| DIRECTIVE |
In the listing below, how many lines contain the word "экологической"? Please respond with the number only.

-----

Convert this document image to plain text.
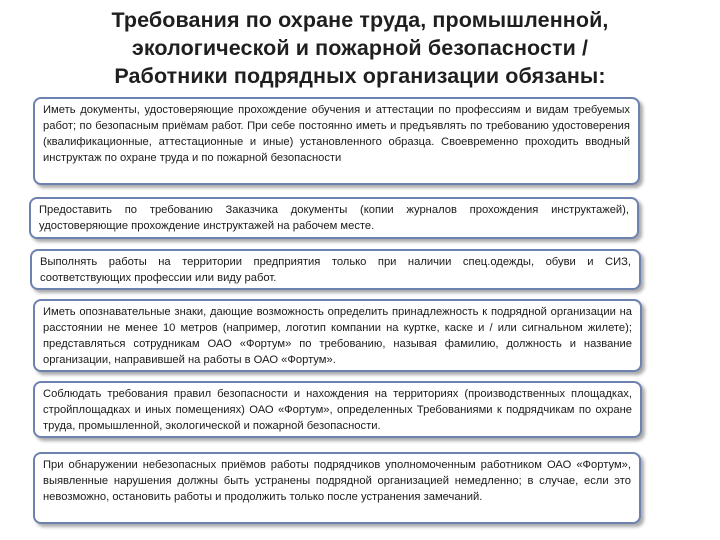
Требования по охране труда, промышленной,
экологической и пожарной безопасности /
Работники подрядных организации обязаны:
Иметь документы, удостоверяющие прохождение обучения и аттестации по профессиям и видам требуемых работ; по безопасным приёмам работ. При себе постоянно иметь и предъявлять по требованию удостоверения (квалификационные, аттестационные и иные) установленного образца. Своевременно проходить вводный инструктаж по охране труда и по пожарной безопасности
Предоставить по требованию Заказчика документы (копии журналов прохождения инструктажей), удостоверяющие прохождение инструктажей на рабочем месте.
Выполнять работы на территории предприятия только при наличии спец.одежды, обуви и СИЗ, соответствующих профессии или виду работ.
Иметь опознавательные знаки, дающие возможность определить принадлежность к подрядной организации на расстоянии не менее 10 метров (например, логотип компании на куртке, каске и / или сигнальном жилете); представляться сотрудникам ОАО «Фортум» по требованию, называя фамилию, должность и название организации, направившей на работы в ОАО «Фортум».
Соблюдать требования правил безопасности и нахождения на территориях (производственных площадках, стройплощадках и иных помещениях) ОАО «Фортум», определенных Требованиями к подрядчикам по охране труда, промышленной, экологической и пожарной безопасности.
При обнаружении небезопасных приёмов работы подрядчиков уполномоченным работником ОАО «Фортум», выявленные нарушения должны быть устранены подрядной организацией немедленно; в случае, если это невозможно, остановить работы и продолжить только после устранения замечаний.
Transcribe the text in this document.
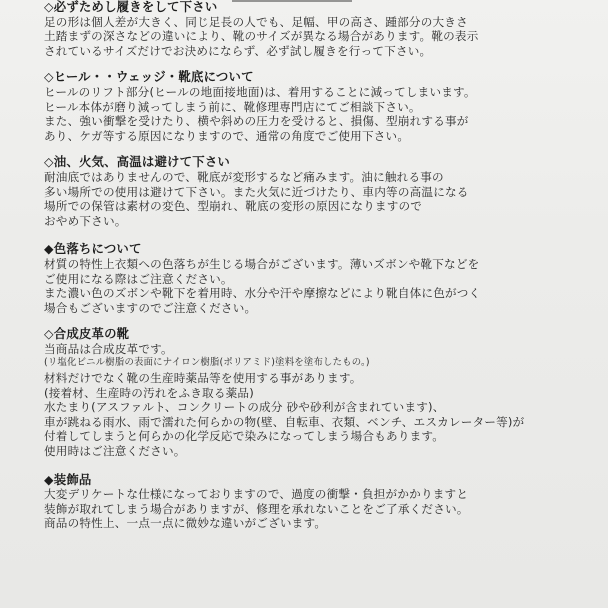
◇必ずためし履きをして下さい
足の形は個人差が大きく、同じ足長の人でも、足幅、甲の高さ、踵部分の大きさ
土踏まずの深さなどの違いにより、靴のサイズが異なる場合があります。靴の表示
されているサイズだけでお決めにならず、必ず試し履きを行って下さい。
◇ヒール・・ウェッジ・靴底について
ヒールのリフト部分(ヒールの地面接地面)は、着用することに減ってしまいます。
ヒール本体が磨り減ってしまう前に、靴修理専門店にてご相談下さい。
また、強い衝撃を受けたり、横や斜めの圧力を受けると、損傷、型崩れする事が
あり、ケガ等する原因になりますので、通常の角度でご使用下さい。
◇油、火気、高温は避けて下さい
耐油底ではありませんので、靴底が変形するなど痛みます。油に触れる事の
多い場所での使用は避けて下さい。また火気に近づけたり、車内等の高温になる
場所での保管は素材の変色、型崩れ、靴底の変形の原因になりますので
おやめ下さい。
◆色落ちについて
材質の特性上衣類への色落ちが生じる場合がございます。薄いズボンや靴下などを
ご使用になる際はご注意ください。
また濃い色のズボンや靴下を着用時、水分や汗や摩擦などにより靴自体に色がつく
場合もございますのでご注意ください。
◇合成皮革の靴
当商品は合成皮革です。
(リ塩化ビニル樹脂の表面にナイロン樹脂(ポリアミド)塗料を塗布したもの。)
材料だけでなく靴の生産時薬品等を使用する事があります。
(接着材、生産時の汚れをふき取る薬品)
水たまり(アスファルト、コンクリートの成分 砂や砂利が含まれています)、
車が跳ねる雨水、雨で濡れた何らかの物(壁、自転車、衣類、ベンチ、エスカレーター等)が
付着してしまうと何らかの化学反応で染みになってしまう場合もあります。
使用時はご注意ください。
◆装飾品
大変デリケートな仕様になっておりますので、過度の衝撃・負担がかかりますと
装飾が取れてしまう場合がありますが、修理を承れないことをご了承ください。
商品の特性上、一点一点に微妙な違いがございます。
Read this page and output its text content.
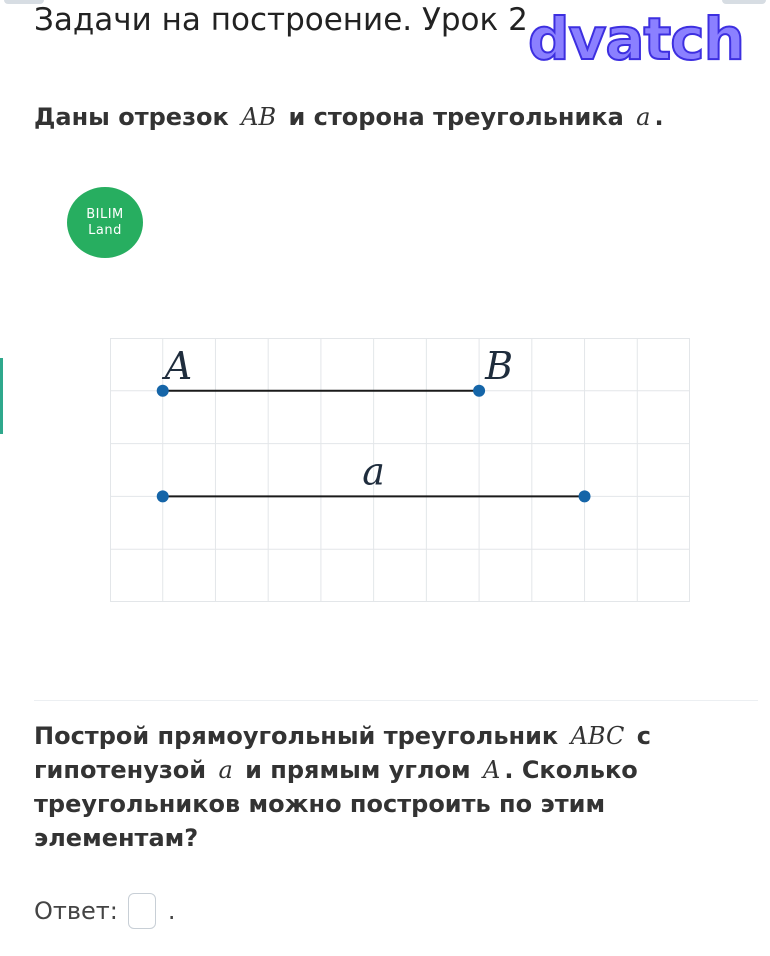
Задачи на построение. Урок 2 dvatch

Даны отрезок AB и сторона треугольника a .

BILIM
Land
A	B
a

Построй прямоугольный треугольник ABC с гипотенузой a и прямым углом A . Сколько треугольников можно построить по этим элементам?

Ответ: .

-----

| EXPECTED ANSWER |
2